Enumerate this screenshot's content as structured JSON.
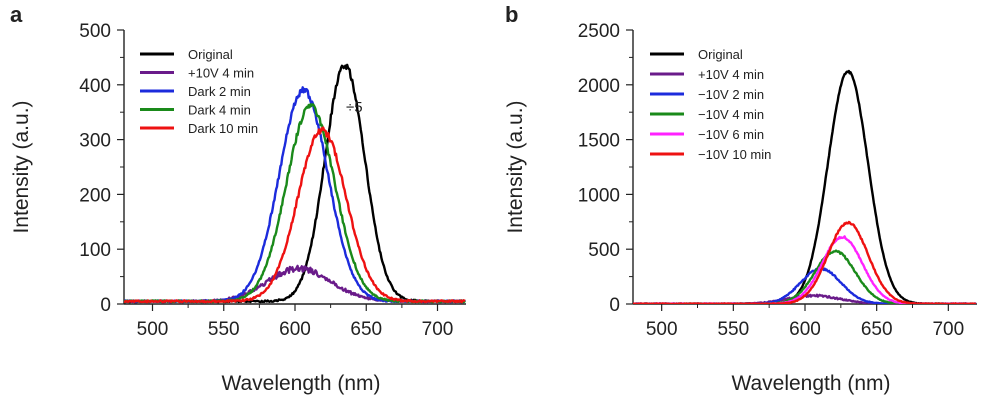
{
  "chart_data": [
    {
      "panel": "a",
      "type": "line",
      "xlabel": "Wavelength (nm)",
      "ylabel": "Intensity (a.u.)",
      "xlim": [
        480,
        720
      ],
      "ylim": [
        0,
        500
      ],
      "xticks": [
        500,
        550,
        600,
        650,
        700
      ],
      "yticks": [
        0,
        100,
        200,
        300,
        400,
        500
      ],
      "legend_position": "top-left",
      "annotation": "÷5",
      "series": [
        {
          "name": "Original",
          "color": "#000000",
          "peak": 635,
          "amplitude": 430,
          "width": 14,
          "baseline": 5
        },
        {
          "name": "+10V 4 min",
          "color": "#6a1b8a",
          "peak": 603,
          "amplitude": 60,
          "width": 22,
          "baseline": 5
        },
        {
          "name": "Dark 2 min",
          "color": "#1c2bdc",
          "peak": 606,
          "amplitude": 385,
          "width": 17,
          "baseline": 5
        },
        {
          "name": "Dark 4 min",
          "color": "#1a8a1a",
          "peak": 611,
          "amplitude": 355,
          "width": 17,
          "baseline": 5
        },
        {
          "name": "Dark 10 min",
          "color": "#ee1111",
          "peak": 619,
          "amplitude": 312,
          "width": 17,
          "baseline": 5
        }
      ]
    },
    {
      "panel": "b",
      "type": "line",
      "xlabel": "Wavelength (nm)",
      "ylabel": "Intensity (a.u.)",
      "xlim": [
        480,
        720
      ],
      "ylim": [
        0,
        2500
      ],
      "xticks": [
        500,
        550,
        600,
        650,
        700
      ],
      "yticks": [
        0,
        500,
        1000,
        1500,
        2000,
        2500
      ],
      "legend_position": "top-left",
      "series": [
        {
          "name": "Original",
          "color": "#000000",
          "peak": 630,
          "amplitude": 2120,
          "width": 14,
          "baseline": 2
        },
        {
          "name": "+10V 4 min",
          "color": "#6a1b8a",
          "peak": 606,
          "amplitude": 75,
          "width": 18,
          "baseline": 2
        },
        {
          "name": "−10V 2 min",
          "color": "#1c2bdc",
          "peak": 611,
          "amplitude": 320,
          "width": 14,
          "baseline": 2
        },
        {
          "name": "−10V 4 min",
          "color": "#1a8a1a",
          "peak": 621,
          "amplitude": 480,
          "width": 14,
          "baseline": 2
        },
        {
          "name": "−10V 6 min",
          "color": "#ff22ff",
          "peak": 626,
          "amplitude": 610,
          "width": 14,
          "baseline": 2
        },
        {
          "name": "−10V 10 min",
          "color": "#ee1111",
          "peak": 630,
          "amplitude": 740,
          "width": 14,
          "baseline": 2
        }
      ]
    }
  ]
}
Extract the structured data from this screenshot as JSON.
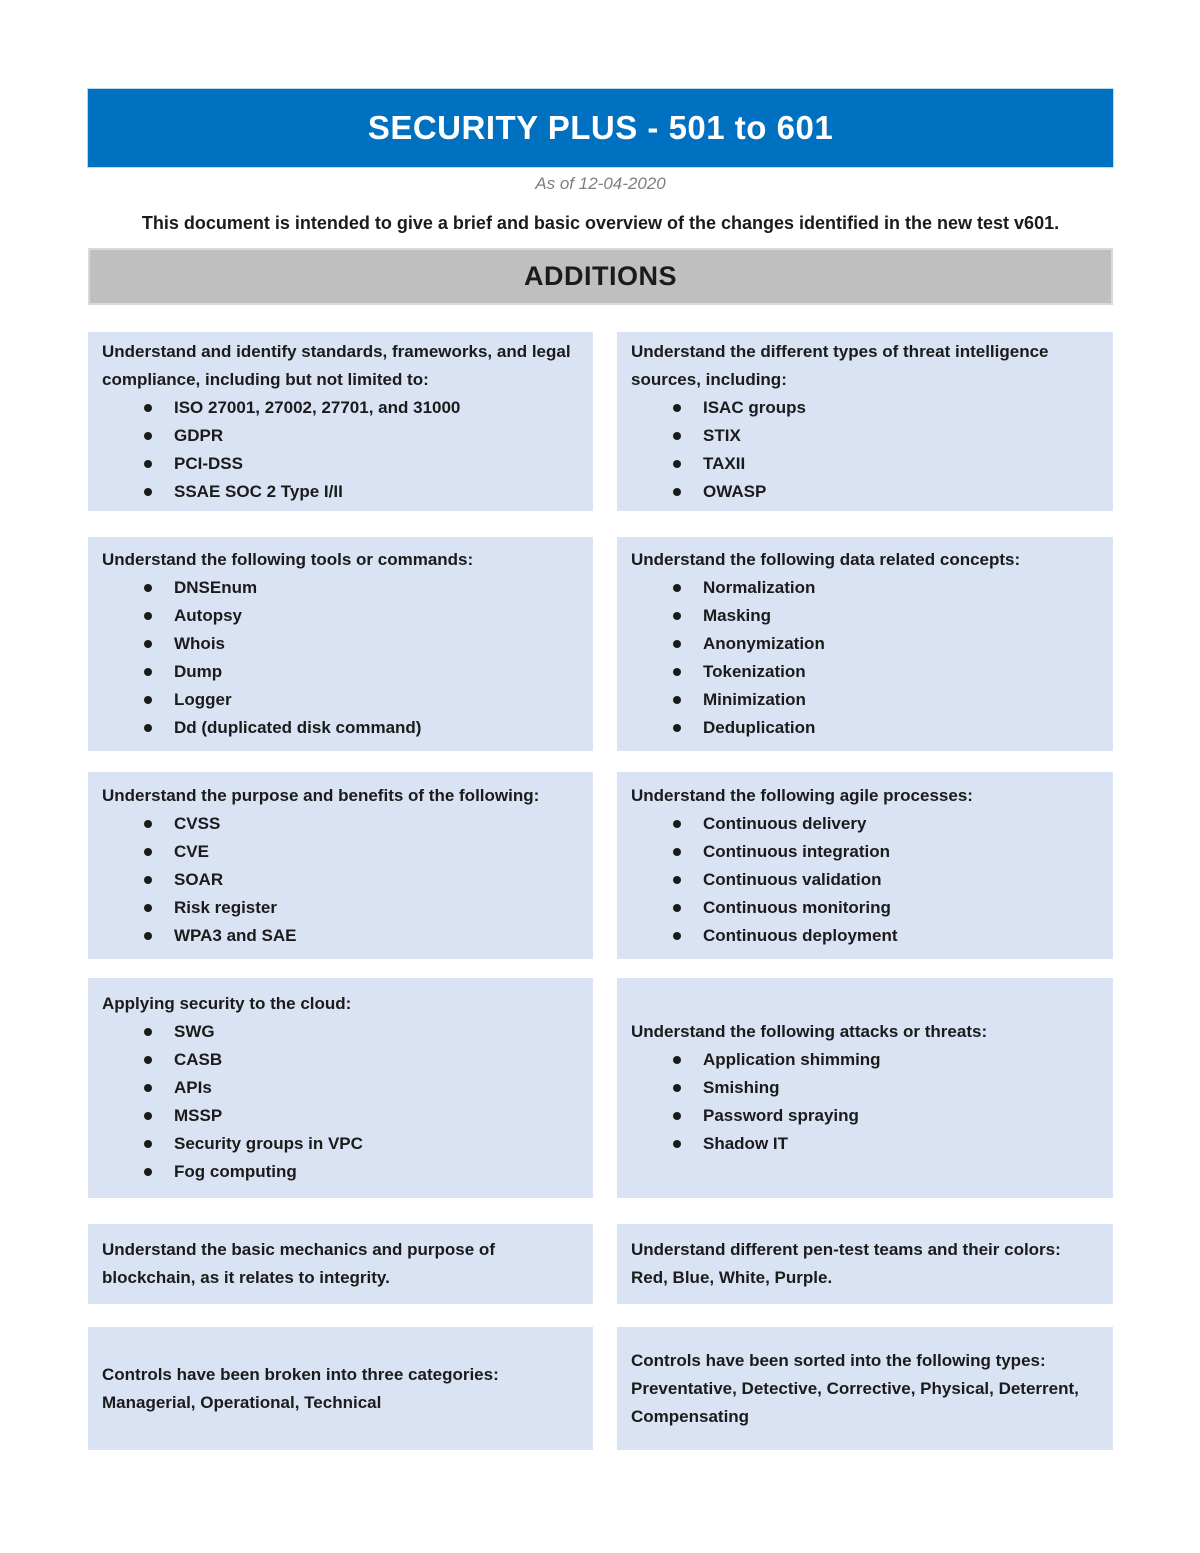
{
  "header": {
    "title": "SECURITY PLUS - 501 to 601",
    "as_of": "As of 12-04-2020",
    "intro": "This document is intended to give a brief and basic overview of the changes identified in the new test v601."
  },
  "section": {
    "label": "ADDITIONS"
  },
  "colors": {
    "header_bg": "#0070C0",
    "header_text": "#FFFFFF",
    "section_bar_bg": "#BFBFBF",
    "card_bg": "#DAE3F3",
    "muted_text": "#7F7F7F"
  },
  "rows": [
    {
      "cells": [
        {
          "title": "Understand and identify standards, frameworks, and legal compliance, including but not limited to:",
          "bullets": [
            "ISO 27001, 27002, 27701, and 31000",
            "GDPR",
            "PCI-DSS",
            "SSAE SOC 2 Type I/II"
          ]
        },
        {
          "title": "Understand the different types of threat intelligence sources, including:",
          "bullets": [
            "ISAC groups",
            "STIX",
            "TAXII",
            "OWASP"
          ]
        }
      ]
    },
    {
      "cells": [
        {
          "title": "Understand the following tools or commands:",
          "bullets": [
            "DNSEnum",
            "Autopsy",
            "Whois",
            "Dump",
            "Logger",
            "Dd (duplicated disk command)"
          ]
        },
        {
          "title": "Understand the following data related concepts:",
          "bullets": [
            "Normalization",
            "Masking",
            "Anonymization",
            "Tokenization",
            "Minimization",
            "Deduplication"
          ]
        }
      ]
    },
    {
      "cells": [
        {
          "title": "Understand the purpose and benefits of the following:",
          "bullets": [
            "CVSS",
            "CVE",
            "SOAR",
            "Risk register",
            "WPA3 and SAE"
          ]
        },
        {
          "title": "Understand the following agile processes:",
          "bullets": [
            "Continuous delivery",
            "Continuous integration",
            "Continuous validation",
            "Continuous monitoring",
            "Continuous deployment"
          ]
        }
      ]
    },
    {
      "cells": [
        {
          "title": "Applying security to the cloud:",
          "bullets": [
            "SWG",
            "CASB",
            "APIs",
            "MSSP",
            "Security groups in VPC",
            "Fog computing"
          ]
        },
        {
          "title": "Understand the following attacks or threats:",
          "bullets": [
            "Application shimming",
            "Smishing",
            "Password spraying",
            "Shadow IT"
          ]
        }
      ]
    },
    {
      "cells": [
        {
          "title": "Understand the basic mechanics and purpose of blockchain, as it relates to integrity.",
          "bullets": []
        },
        {
          "title": "Understand different pen-test teams and their colors: Red, Blue, White, Purple.",
          "bullets": []
        }
      ]
    },
    {
      "cells": [
        {
          "title": "Controls have been broken into three categories: Managerial, Operational, Technical",
          "bullets": []
        },
        {
          "title": "Controls have been sorted into the following types: Preventative, Detective, Corrective, Physical, Deterrent, Compensating",
          "bullets": []
        }
      ]
    }
  ]
}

--- STATED GOAL ---
Where a line above includes "name", copy that line.

--- FULL RESPONSE ---
          "name": "Original",
          "name": "+10V 4 min",
          "name": "Dark 2 min",
          "name": "Dark 4 min",
          "name": "Dark 10 min",
          "name": "Original",
          "name": "+10V 4 min",
          "name": "−10V 2 min",
          "name": "−10V 4 min",
          "name": "−10V 6 min",
          "name": "−10V 10 min",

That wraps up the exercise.